**SET PROBLEM**
Every entry below must appear again, exactly as written.

**SUPPLIED ENTRIES**
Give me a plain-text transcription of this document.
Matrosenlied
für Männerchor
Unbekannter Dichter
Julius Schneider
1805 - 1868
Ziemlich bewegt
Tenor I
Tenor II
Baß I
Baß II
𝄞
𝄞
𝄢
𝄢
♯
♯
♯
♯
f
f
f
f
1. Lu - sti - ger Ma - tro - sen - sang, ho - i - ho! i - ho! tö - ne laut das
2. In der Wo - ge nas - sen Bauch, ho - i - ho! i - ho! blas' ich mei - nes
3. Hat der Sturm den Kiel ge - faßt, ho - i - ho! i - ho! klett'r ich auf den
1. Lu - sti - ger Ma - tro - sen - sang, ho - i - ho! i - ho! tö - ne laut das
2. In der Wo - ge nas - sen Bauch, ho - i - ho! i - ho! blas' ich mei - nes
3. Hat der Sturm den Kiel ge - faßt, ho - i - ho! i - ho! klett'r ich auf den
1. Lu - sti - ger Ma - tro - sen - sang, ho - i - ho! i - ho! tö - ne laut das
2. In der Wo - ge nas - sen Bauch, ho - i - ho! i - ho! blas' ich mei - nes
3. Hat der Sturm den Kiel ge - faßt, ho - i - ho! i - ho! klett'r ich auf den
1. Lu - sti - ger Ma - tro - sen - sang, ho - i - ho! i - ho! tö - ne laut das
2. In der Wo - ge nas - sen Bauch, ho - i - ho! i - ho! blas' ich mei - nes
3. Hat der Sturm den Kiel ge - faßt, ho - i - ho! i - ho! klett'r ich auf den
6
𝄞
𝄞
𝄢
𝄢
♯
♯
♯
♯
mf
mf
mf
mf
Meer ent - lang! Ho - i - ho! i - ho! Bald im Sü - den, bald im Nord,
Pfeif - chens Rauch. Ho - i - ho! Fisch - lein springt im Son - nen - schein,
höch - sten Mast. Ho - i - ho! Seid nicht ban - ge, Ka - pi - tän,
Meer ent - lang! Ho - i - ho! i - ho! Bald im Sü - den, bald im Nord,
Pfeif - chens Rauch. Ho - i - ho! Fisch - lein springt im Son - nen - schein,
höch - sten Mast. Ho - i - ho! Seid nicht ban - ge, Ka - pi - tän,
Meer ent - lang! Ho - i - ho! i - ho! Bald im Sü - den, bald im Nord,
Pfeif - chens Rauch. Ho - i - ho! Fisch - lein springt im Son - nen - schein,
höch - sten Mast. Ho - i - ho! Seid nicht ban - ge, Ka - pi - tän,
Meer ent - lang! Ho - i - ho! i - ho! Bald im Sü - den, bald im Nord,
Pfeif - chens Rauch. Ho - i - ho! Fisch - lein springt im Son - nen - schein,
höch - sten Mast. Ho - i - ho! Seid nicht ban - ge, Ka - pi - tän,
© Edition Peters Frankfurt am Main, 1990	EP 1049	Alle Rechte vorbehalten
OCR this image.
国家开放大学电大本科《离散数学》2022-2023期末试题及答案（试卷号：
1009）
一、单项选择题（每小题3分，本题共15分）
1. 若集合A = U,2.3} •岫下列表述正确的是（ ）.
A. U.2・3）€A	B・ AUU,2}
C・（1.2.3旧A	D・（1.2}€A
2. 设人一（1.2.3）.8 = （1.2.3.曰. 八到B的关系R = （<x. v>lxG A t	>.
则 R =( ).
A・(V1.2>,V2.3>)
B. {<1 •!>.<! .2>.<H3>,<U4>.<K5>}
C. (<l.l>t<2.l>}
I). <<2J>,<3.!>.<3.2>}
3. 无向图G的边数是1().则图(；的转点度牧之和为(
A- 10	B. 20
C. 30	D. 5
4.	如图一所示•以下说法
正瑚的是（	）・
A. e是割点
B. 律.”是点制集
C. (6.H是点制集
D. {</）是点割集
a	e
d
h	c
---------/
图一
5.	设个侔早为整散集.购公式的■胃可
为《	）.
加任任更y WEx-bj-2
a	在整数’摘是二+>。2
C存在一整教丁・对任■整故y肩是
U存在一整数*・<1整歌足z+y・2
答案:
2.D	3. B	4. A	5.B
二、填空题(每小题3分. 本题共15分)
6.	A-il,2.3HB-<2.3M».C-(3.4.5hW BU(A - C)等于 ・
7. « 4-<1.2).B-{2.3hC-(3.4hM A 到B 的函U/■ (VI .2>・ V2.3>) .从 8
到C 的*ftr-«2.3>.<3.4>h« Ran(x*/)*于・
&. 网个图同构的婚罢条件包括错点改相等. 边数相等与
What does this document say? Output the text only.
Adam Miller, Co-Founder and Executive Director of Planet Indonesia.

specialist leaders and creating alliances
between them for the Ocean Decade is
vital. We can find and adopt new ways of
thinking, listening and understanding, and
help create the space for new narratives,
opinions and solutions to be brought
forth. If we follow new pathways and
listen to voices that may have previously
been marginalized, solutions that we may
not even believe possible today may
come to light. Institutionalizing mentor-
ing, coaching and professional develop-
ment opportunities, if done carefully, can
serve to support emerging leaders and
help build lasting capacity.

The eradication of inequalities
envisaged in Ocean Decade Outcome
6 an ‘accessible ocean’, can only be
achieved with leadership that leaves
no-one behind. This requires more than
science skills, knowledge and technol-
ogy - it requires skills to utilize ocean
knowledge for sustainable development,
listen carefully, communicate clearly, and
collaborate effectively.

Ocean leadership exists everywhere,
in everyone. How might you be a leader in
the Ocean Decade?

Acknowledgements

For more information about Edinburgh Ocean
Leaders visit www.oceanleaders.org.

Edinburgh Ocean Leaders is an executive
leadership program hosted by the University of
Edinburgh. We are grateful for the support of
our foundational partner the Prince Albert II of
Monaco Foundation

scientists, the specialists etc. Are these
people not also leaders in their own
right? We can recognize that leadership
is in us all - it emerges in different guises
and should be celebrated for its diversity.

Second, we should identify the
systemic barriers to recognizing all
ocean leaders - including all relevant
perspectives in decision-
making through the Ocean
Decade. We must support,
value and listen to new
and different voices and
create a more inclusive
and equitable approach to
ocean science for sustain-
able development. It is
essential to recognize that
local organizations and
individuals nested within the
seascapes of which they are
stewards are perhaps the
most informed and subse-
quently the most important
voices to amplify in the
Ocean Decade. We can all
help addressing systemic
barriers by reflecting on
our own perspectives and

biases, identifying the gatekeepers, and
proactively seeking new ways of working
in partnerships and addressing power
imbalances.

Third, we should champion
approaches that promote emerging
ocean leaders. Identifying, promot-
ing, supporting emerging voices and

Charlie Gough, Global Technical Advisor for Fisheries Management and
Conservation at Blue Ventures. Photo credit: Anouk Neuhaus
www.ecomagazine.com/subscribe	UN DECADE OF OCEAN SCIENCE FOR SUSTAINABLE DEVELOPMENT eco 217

**TASK RESPONSE**
Give me a plain-text transcription of this document.
Matrosenlied
für Männerchor
Unbekannter Dichter
Julius Schneider
1805 - 1868
Ziemlich bewegt
Tenor I
Tenor II
Baß I
Baß II
𝄞
𝄞
𝄢
𝄢
♯
♯
♯
♯
f
f
f
f
1. Lu - sti - ger Ma - tro - sen - sang, ho - i - ho! i - ho! tö - ne laut das
2. In der Wo - ge nas - sen Bauch, ho - i - ho! i - ho! blas' ich mei - nes
3. Hat der Sturm den Kiel ge - faßt, ho - i - ho! i - ho! klett'r ich auf den
1. Lu - sti - ger Ma - tro - sen - sang, ho - i - ho! i - ho! tö - ne laut das
2. In der Wo - ge nas - sen Bauch, ho - i - ho! i - ho! blas' ich mei - nes
3. Hat der Sturm den Kiel ge - faßt, ho - i - ho! i - ho! klett'r ich auf den
1. Lu - sti - ger Ma - tro - sen - sang, ho - i - ho! i - ho! tö - ne laut das
2. In der Wo - ge nas - sen Bauch, ho - i - ho! i - ho! blas' ich mei - nes
3. Hat der Sturm den Kiel ge - faßt, ho - i - ho! i - ho! klett'r ich auf den
1. Lu - sti - ger Ma - tro - sen - sang, ho - i - ho! i - ho! tö - ne laut das
2. In der Wo - ge nas - sen Bauch, ho - i - ho! i - ho! blas' ich mei - nes
3. Hat der Sturm den Kiel ge - faßt, ho - i - ho! i - ho! klett'r ich auf den
6
𝄞
𝄞
𝄢
𝄢
♯
♯
♯
♯
mf
mf
mf
mf
Meer ent - lang! Ho - i - ho! i - ho! Bald im Sü - den, bald im Nord,
Pfeif - chens Rauch. Ho - i - ho! Fisch - lein springt im Son - nen - schein,
höch - sten Mast. Ho - i - ho! Seid nicht ban - ge, Ka - pi - tän,
Meer ent - lang! Ho - i - ho! i - ho! Bald im Sü - den, bald im Nord,
Pfeif - chens Rauch. Ho - i - ho! Fisch - lein springt im Son - nen - schein,
höch - sten Mast. Ho - i - ho! Seid nicht ban - ge, Ka - pi - tän,
Meer ent - lang! Ho - i - ho! i - ho! Bald im Sü - den, bald im Nord,
Pfeif - chens Rauch. Ho - i - ho! Fisch - lein springt im Son - nen - schein,
höch - sten Mast. Ho - i - ho! Seid nicht ban - ge, Ka - pi - tän,
Meer ent - lang! Ho - i - ho! i - ho! Bald im Sü - den, bald im Nord,
Pfeif - chens Rauch. Ho - i - ho! Fisch - lein springt im Son - nen - schein,
höch - sten Mast. Ho - i - ho! Seid nicht ban - ge, Ka - pi - tän,
© Edition Peters Frankfurt am Main, 1990	EP 1049	Alle Rechte vorbehalten
OCR this image.
国家开放大学电大本科《离散数学》2022-2023期末试题及答案（试卷号：
1009）
一、单项选择题（每小题3分，本题共15分）
1. 若集合A = U,2.3} •岫下列表述正确的是（ ）.
A. U.2・3）€A	B・ AUU,2}
C・（1.2.3旧A	D・（1.2}€A
2. 设人一（1.2.3）.8 = （1.2.3.曰. 八到B的关系R = （<x. v>lxG A t	>.
则 R =( ).
A・(V1.2>,V2.3>)
B. {<1 •!>.<! .2>.<H3>,<U4>.<K5>}
C. (<l.l>t<2.l>}
I). <<2J>,<3.!>.<3.2>}
3. 无向图G的边数是1().则图(；的转点度牧之和为(
A- 10	B. 20
C. 30	D. 5
4.	如图一所示•以下说法
正瑚的是（	）・
A. e是割点
B. 律.”是点制集
C. (6.H是点制集
D. {</）是点割集
a	e
d
h	c
---------/
图一
5.	设个侔早为整散集.购公式的■胃可
为《	）.
加任任更y WEx-bj-2
a	在整数’摘是二+>。2
C存在一整教丁・对任■整故y肩是
U存在一整数*・<1整歌足z+y・2
答案:
2.D	3. B	4. A	5.B
二、填空题(每小题3分. 本题共15分)
6.	A-il,2.3HB-<2.3M».C-(3.4.5hW BU(A - C)等于 ・
7. « 4-<1.2).B-{2.3hC-(3.4hM A 到B 的函U/■ (VI .2>・ V2.3>) .从 8
到C 的*ftr-«2.3>.<3.4>h« Ran(x*/)*于・
&. 网个图同构的婚罢条件包括错点改相等. 边数相等与
What does this document say? Output the text only.
Adam Miller, Co-Founder and Executive Director of Planet Indonesia.

specialist leaders and creating alliances
between them for the Ocean Decade is
vital. We can find and adopt new ways of
thinking, listening and understanding, and
help create the space for new narratives,
opinions and solutions to be brought
forth. If we follow new pathways and
listen to voices that may have previously
been marginalized, solutions that we may
not even believe possible today may
come to light. Institutionalizing mentor-
ing, coaching and professional develop-
ment opportunities, if done carefully, can
serve to support emerging leaders and
help build lasting capacity.

The eradication of inequalities
envisaged in Ocean Decade Outcome
6 an ‘accessible ocean’, can only be
achieved with leadership that leaves
no-one behind. This requires more than
science skills, knowledge and technol-
ogy - it requires skills to utilize ocean
knowledge for sustainable development,
listen carefully, communicate clearly, and
collaborate effectively.

Ocean leadership exists everywhere,
in everyone. How might you be a leader in
the Ocean Decade?

Acknowledgements

For more information about Edinburgh Ocean
Leaders visit www.oceanleaders.org.

Edinburgh Ocean Leaders is an executive
leadership program hosted by the University of
Edinburgh. We are grateful for the support of
our foundational partner the Prince Albert II of
Monaco Foundation

scientists, the specialists etc. Are these
people not also leaders in their own
right? We can recognize that leadership
is in us all - it emerges in different guises
and should be celebrated for its diversity.

Second, we should identify the
systemic barriers to recognizing all
ocean leaders - including all relevant
perspectives in decision-
making through the Ocean
Decade. We must support,
value and listen to new
and different voices and
create a more inclusive
and equitable approach to
ocean science for sustain-
able development. It is
essential to recognize that
local organizations and
individuals nested within the
seascapes of which they are
stewards are perhaps the
most informed and subse-
quently the most important
voices to amplify in the
Ocean Decade. We can all
help addressing systemic
barriers by reflecting on
our own perspectives and

biases, identifying the gatekeepers, and
proactively seeking new ways of working
in partnerships and addressing power
imbalances.

Third, we should champion
approaches that promote emerging
ocean leaders. Identifying, promot-
ing, supporting emerging voices and

Charlie Gough, Global Technical Advisor for Fisheries Management and
Conservation at Blue Ventures. Photo credit: Anouk Neuhaus
www.ecomagazine.com/subscribe	UN DECADE OF OCEAN SCIENCE FOR SUSTAINABLE DEVELOPMENT eco 217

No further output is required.